**WHAT YOU NEED TO DO:** Count every line where "label" shows up, and give that number only.

**ROWS:**

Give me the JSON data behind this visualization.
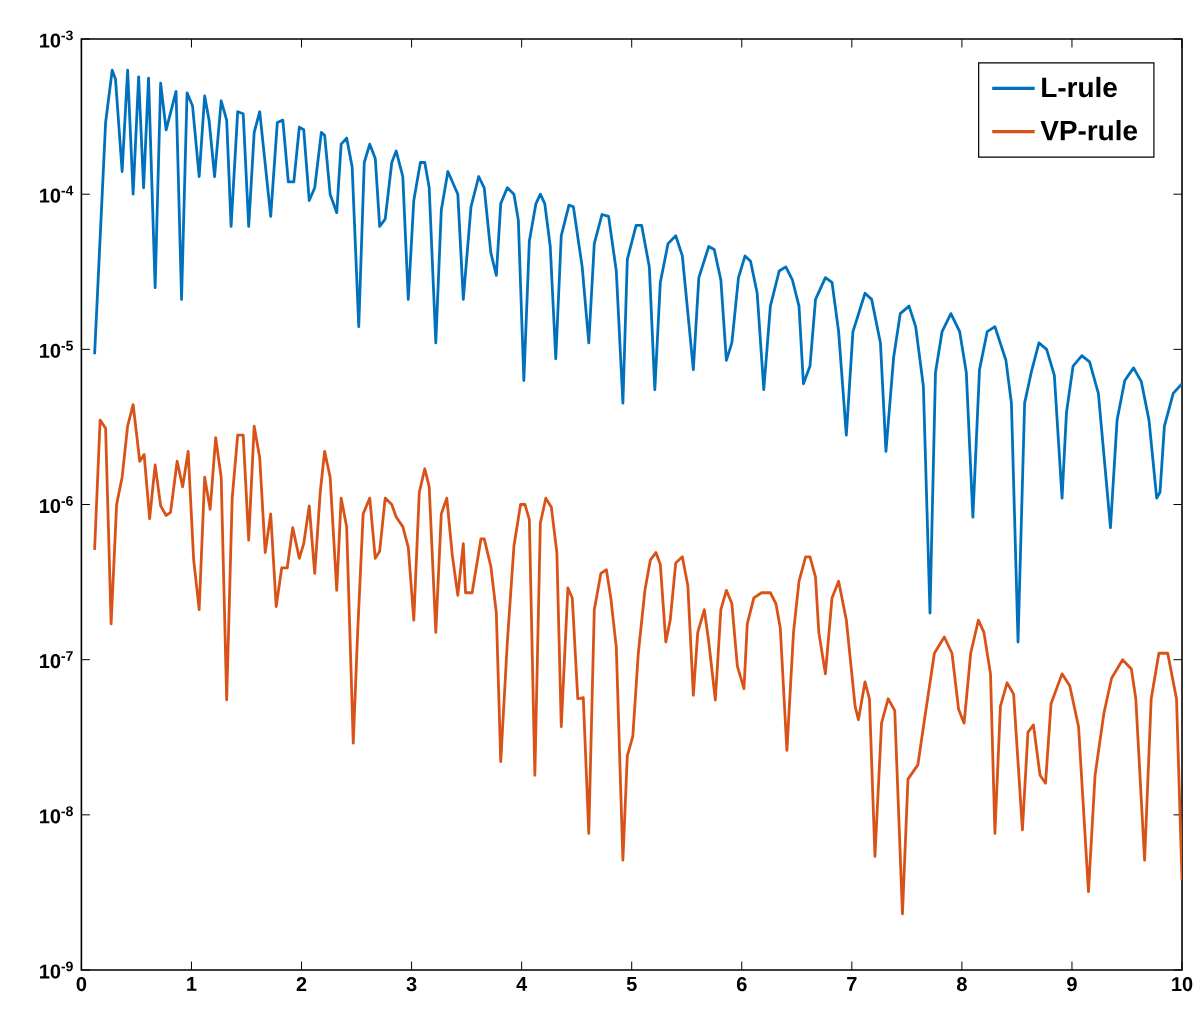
{
  "chart_data": {
    "type": "line",
    "log": "y",
    "legend": "top right",
    "xlim": [
      0,
      10
    ],
    "xticks": [
      0,
      1,
      2,
      3,
      4,
      5,
      6,
      7,
      8,
      9,
      10
    ],
    "ylim": [
      1e-09,
      0.001
    ],
    "yticks": [
      {
        "value": 1e-09,
        "label": "10$^{-9}$"
      },
      {
        "value": 1e-08,
        "label": "10$^{-8}$"
      },
      {
        "value": 1e-07,
        "label": "10$^{-7}$"
      },
      {
        "value": 1e-06,
        "label": "10$^{-6}$"
      },
      {
        "value": 1e-05,
        "label": "10$^{-5}$"
      },
      {
        "value": 0.0001,
        "label": "10$^{-4}$"
      },
      {
        "value": 0.001,
        "label": "10$^{-3}$"
      }
    ],
    "series": [
      {
        "name": "L-rule",
        "color": "#0072bd",
        "x": [
          0.12,
          0.22,
          0.28,
          0.31,
          0.37,
          0.42,
          0.47,
          0.52,
          0.565,
          0.61,
          0.67,
          0.72,
          0.77,
          0.86,
          0.91,
          0.96,
          1.01,
          1.07,
          1.12,
          1.16,
          1.21,
          1.27,
          1.32,
          1.36,
          1.42,
          1.47,
          1.52,
          1.57,
          1.62,
          1.72,
          1.78,
          1.83,
          1.88,
          1.93,
          1.98,
          2.02,
          2.07,
          2.12,
          2.18,
          2.21,
          2.26,
          2.32,
          2.36,
          2.41,
          2.46,
          2.52,
          2.57,
          2.62,
          2.67,
          2.71,
          2.76,
          2.82,
          2.86,
          2.92,
          2.97,
          3.02,
          3.08,
          3.12,
          3.16,
          3.22,
          3.27,
          3.33,
          3.42,
          3.47,
          3.54,
          3.61,
          3.66,
          3.72,
          3.77,
          3.81,
          3.87,
          3.93,
          3.97,
          4.02,
          4.07,
          4.13,
          4.17,
          4.21,
          4.26,
          4.31,
          4.36,
          4.43,
          4.47,
          4.55,
          4.61,
          4.66,
          4.73,
          4.79,
          4.86,
          4.92,
          4.96,
          5.04,
          5.09,
          5.16,
          5.21,
          5.26,
          5.33,
          5.4,
          5.46,
          5.56,
          5.61,
          5.7,
          5.75,
          5.81,
          5.86,
          5.91,
          5.97,
          6.03,
          6.08,
          6.14,
          6.2,
          6.26,
          6.34,
          6.4,
          6.46,
          6.52,
          6.56,
          6.62,
          6.67,
          6.76,
          6.82,
          6.88,
          6.95,
          7.01,
          7.12,
          7.18,
          7.26,
          7.31,
          7.38,
          7.44,
          7.52,
          7.58,
          7.65,
          7.71,
          7.76,
          7.82,
          7.9,
          7.98,
          8.04,
          8.1,
          8.16,
          8.23,
          8.3,
          8.4,
          8.45,
          8.51,
          8.57,
          8.63,
          8.7,
          8.77,
          8.84,
          8.91,
          8.95,
          9.01,
          9.09,
          9.16,
          9.24,
          9.35,
          9.41,
          9.48,
          9.56,
          9.63,
          9.7,
          9.77,
          9.8,
          9.84,
          9.92,
          10.0
        ],
        "values": [
          9.3e-06,
          0.00029,
          0.00063,
          0.00055,
          0.00014,
          0.00063,
          0.0001,
          0.00057,
          0.00011,
          0.00056,
          2.5e-05,
          0.00052,
          0.00026,
          0.00046,
          2.1e-05,
          0.00045,
          0.00037,
          0.00013,
          0.00043,
          0.0003,
          0.00013,
          0.0004,
          0.0003,
          6.2e-05,
          0.00034,
          0.00033,
          6.2e-05,
          0.00025,
          0.00034,
          7.2e-05,
          0.00029,
          0.0003,
          0.00012,
          0.00012,
          0.00027,
          0.00026,
          9.1e-05,
          0.00011,
          0.00025,
          0.00024,
          0.0001,
          7.6e-05,
          0.00021,
          0.00023,
          0.00015,
          1.4e-05,
          0.00016,
          0.00021,
          0.00017,
          6.2e-05,
          6.9e-05,
          0.00016,
          0.00019,
          0.00013,
          2.1e-05,
          9.1e-05,
          0.00016,
          0.00016,
          0.00011,
          1.1e-05,
          7.9e-05,
          0.00014,
          0.0001,
          2.1e-05,
          8.3e-05,
          0.00013,
          0.00011,
          4.2e-05,
          3e-05,
          8.7e-05,
          0.00011,
          0.0001,
          6.8e-05,
          6.3e-06,
          5e-05,
          8.7e-05,
          0.0001,
          8.7e-05,
          4.6e-05,
          8.7e-06,
          5.4e-05,
          8.5e-05,
          8.3e-05,
          3.4e-05,
          1.1e-05,
          4.8e-05,
          7.4e-05,
          7.2e-05,
          3.2e-05,
          4.5e-06,
          3.8e-05,
          6.3e-05,
          6.3e-05,
          3.4e-05,
          5.5e-06,
          2.7e-05,
          4.8e-05,
          5.4e-05,
          4e-05,
          7.4e-06,
          2.9e-05,
          4.6e-05,
          4.4e-05,
          2.8e-05,
          8.5e-06,
          1.1e-05,
          2.9e-05,
          4e-05,
          3.7e-05,
          2.3e-05,
          5.5e-06,
          1.9e-05,
          3.2e-05,
          3.4e-05,
          2.8e-05,
          1.9e-05,
          6e-06,
          7.8e-06,
          2.1e-05,
          2.9e-05,
          2.7e-05,
          1.3e-05,
          2.8e-06,
          1.3e-05,
          2.3e-05,
          2.1e-05,
          1.1e-05,
          2.2e-06,
          8.9e-06,
          1.7e-05,
          1.9e-05,
          1.4e-05,
          5.8e-06,
          2e-07,
          7.1e-06,
          1.3e-05,
          1.7e-05,
          1.3e-05,
          7.1e-06,
          8.3e-07,
          7.4e-06,
          1.3e-05,
          1.4e-05,
          8.5e-06,
          4.5e-06,
          1.3e-07,
          4.5e-06,
          7.1e-06,
          1.1e-05,
          1e-05,
          6.8e-06,
          1.1e-06,
          3.9e-06,
          7.8e-06,
          9.1e-06,
          8.3e-06,
          5.2e-06,
          7.1e-07,
          3.5e-06,
          6.3e-06,
          7.6e-06,
          6.2e-06,
          3.5e-06,
          1.1e-06,
          1.2e-06,
          3.2e-06,
          5.2e-06,
          6e-06
        ]
      },
      {
        "name": "VP-rule",
        "color": "#d95319",
        "x": [
          0.12,
          0.17,
          0.22,
          0.27,
          0.32,
          0.37,
          0.42,
          0.47,
          0.53,
          0.57,
          0.62,
          0.67,
          0.72,
          0.77,
          0.81,
          0.87,
          0.92,
          0.97,
          1.02,
          1.07,
          1.12,
          1.17,
          1.22,
          1.27,
          1.32,
          1.37,
          1.42,
          1.47,
          1.52,
          1.57,
          1.62,
          1.67,
          1.72,
          1.77,
          1.82,
          1.87,
          1.92,
          1.98,
          2.02,
          2.07,
          2.12,
          2.17,
          2.21,
          2.26,
          2.32,
          2.36,
          2.41,
          2.47,
          2.51,
          2.56,
          2.62,
          2.67,
          2.71,
          2.76,
          2.82,
          2.86,
          2.92,
          2.97,
          3.02,
          3.07,
          3.12,
          3.16,
          3.22,
          3.27,
          3.32,
          3.37,
          3.42,
          3.47,
          3.49,
          3.55,
          3.63,
          3.66,
          3.72,
          3.77,
          3.81,
          3.87,
          3.93,
          3.99,
          4.03,
          4.07,
          4.12,
          4.17,
          4.22,
          4.27,
          4.32,
          4.36,
          4.42,
          4.46,
          4.51,
          4.56,
          4.61,
          4.66,
          4.72,
          4.77,
          4.81,
          4.86,
          4.92,
          4.96,
          5.01,
          5.06,
          5.12,
          5.17,
          5.22,
          5.26,
          5.31,
          5.35,
          5.4,
          5.46,
          5.51,
          5.56,
          5.6,
          5.66,
          5.7,
          5.76,
          5.81,
          5.86,
          5.91,
          5.96,
          6.02,
          6.05,
          6.11,
          6.18,
          6.26,
          6.31,
          6.35,
          6.41,
          6.47,
          6.52,
          6.58,
          6.62,
          6.67,
          6.7,
          6.76,
          6.82,
          6.88,
          6.95,
          7.03,
          7.06,
          7.12,
          7.16,
          7.21,
          7.27,
          7.33,
          7.39,
          7.46,
          7.51,
          7.6,
          7.66,
          7.75,
          7.84,
          7.91,
          7.97,
          8.02,
          8.08,
          8.15,
          8.2,
          8.26,
          8.3,
          8.35,
          8.41,
          8.47,
          8.55,
          8.6,
          8.65,
          8.71,
          8.76,
          8.81,
          8.91,
          8.98,
          9.06,
          9.15,
          9.21,
          9.29,
          9.36,
          9.46,
          9.54,
          9.58,
          9.66,
          9.72,
          9.79,
          9.87,
          9.95,
          10.0
        ],
        "values": [
          5.1e-07,
          3.5e-06,
          3.1e-06,
          1.7e-07,
          1e-06,
          1.5e-06,
          3.2e-06,
          4.4e-06,
          1.9e-06,
          2.1e-06,
          8.1e-07,
          1.8e-06,
          9.8e-07,
          8.5e-07,
          8.9e-07,
          1.9e-06,
          1.3e-06,
          2.2e-06,
          4.4e-07,
          2.1e-07,
          1.5e-06,
          9.3e-07,
          2.7e-06,
          1.5e-06,
          5.5e-08,
          1.1e-06,
          2.8e-06,
          2.8e-06,
          5.9e-07,
          3.2e-06,
          2e-06,
          4.9e-07,
          8.7e-07,
          2.2e-07,
          3.9e-07,
          3.9e-07,
          7.1e-07,
          4.5e-07,
          5.6e-07,
          9.8e-07,
          3.6e-07,
          1.2e-06,
          2.2e-06,
          1.5e-06,
          2.8e-07,
          1.1e-06,
          7.2e-07,
          2.9e-08,
          1.5e-07,
          8.7e-07,
          1.1e-06,
          4.5e-07,
          5e-07,
          1.1e-06,
          1e-06,
          8.3e-07,
          7.2e-07,
          5.3e-07,
          1.8e-07,
          1.2e-06,
          1.7e-06,
          1.3e-06,
          1.5e-07,
          8.7e-07,
          1.1e-06,
          4.7e-07,
          2.6e-07,
          5.6e-07,
          2.7e-07,
          2.7e-07,
          6e-07,
          6e-07,
          4e-07,
          2e-07,
          2.2e-08,
          1.3e-07,
          5.4e-07,
          1e-06,
          1e-06,
          8e-07,
          1.8e-08,
          7.6e-07,
          1.1e-06,
          9.6e-07,
          4.9e-07,
          3.7e-08,
          2.9e-07,
          2.5e-07,
          5.6e-08,
          5.7e-08,
          7.6e-09,
          2.1e-07,
          3.6e-07,
          3.8e-07,
          2.5e-07,
          1.2e-07,
          5.1e-09,
          2.4e-08,
          3.2e-08,
          1.1e-07,
          2.8e-07,
          4.4e-07,
          4.9e-07,
          4.1e-07,
          1.3e-07,
          1.8e-07,
          4.2e-07,
          4.6e-07,
          3e-07,
          5.9e-08,
          1.5e-07,
          2.1e-07,
          1.3e-07,
          5.5e-08,
          2.1e-07,
          2.8e-07,
          2.3e-07,
          9.1e-08,
          6.5e-08,
          1.7e-07,
          2.5e-07,
          2.7e-07,
          2.7e-07,
          2.3e-07,
          1.6e-07,
          2.6e-08,
          1.5e-07,
          3.2e-07,
          4.6e-07,
          4.6e-07,
          3.4e-07,
          1.5e-07,
          8.1e-08,
          2.5e-07,
          3.2e-07,
          1.8e-07,
          5e-08,
          4.1e-08,
          7.2e-08,
          5.6e-08,
          5.4e-09,
          3.9e-08,
          5.6e-08,
          4.7e-08,
          2.3e-09,
          1.7e-08,
          2.1e-08,
          4.1e-08,
          1.1e-07,
          1.4e-07,
          1.1e-07,
          4.8e-08,
          3.9e-08,
          1.1e-07,
          1.8e-07,
          1.5e-07,
          8.1e-08,
          7.6e-09,
          5e-08,
          7.1e-08,
          6e-08,
          8e-09,
          3.4e-08,
          3.8e-08,
          1.8e-08,
          1.6e-08,
          5.2e-08,
          8.1e-08,
          6.8e-08,
          3.7e-08,
          3.2e-09,
          1.8e-08,
          4.5e-08,
          7.6e-08,
          1e-07,
          8.7e-08,
          5.6e-08,
          5.1e-09,
          5.6e-08,
          1.1e-07,
          1.1e-07,
          5.6e-08,
          3.8e-09
        ]
      }
    ]
  }
}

**ANSWER TO THIS PROBLEM:** 7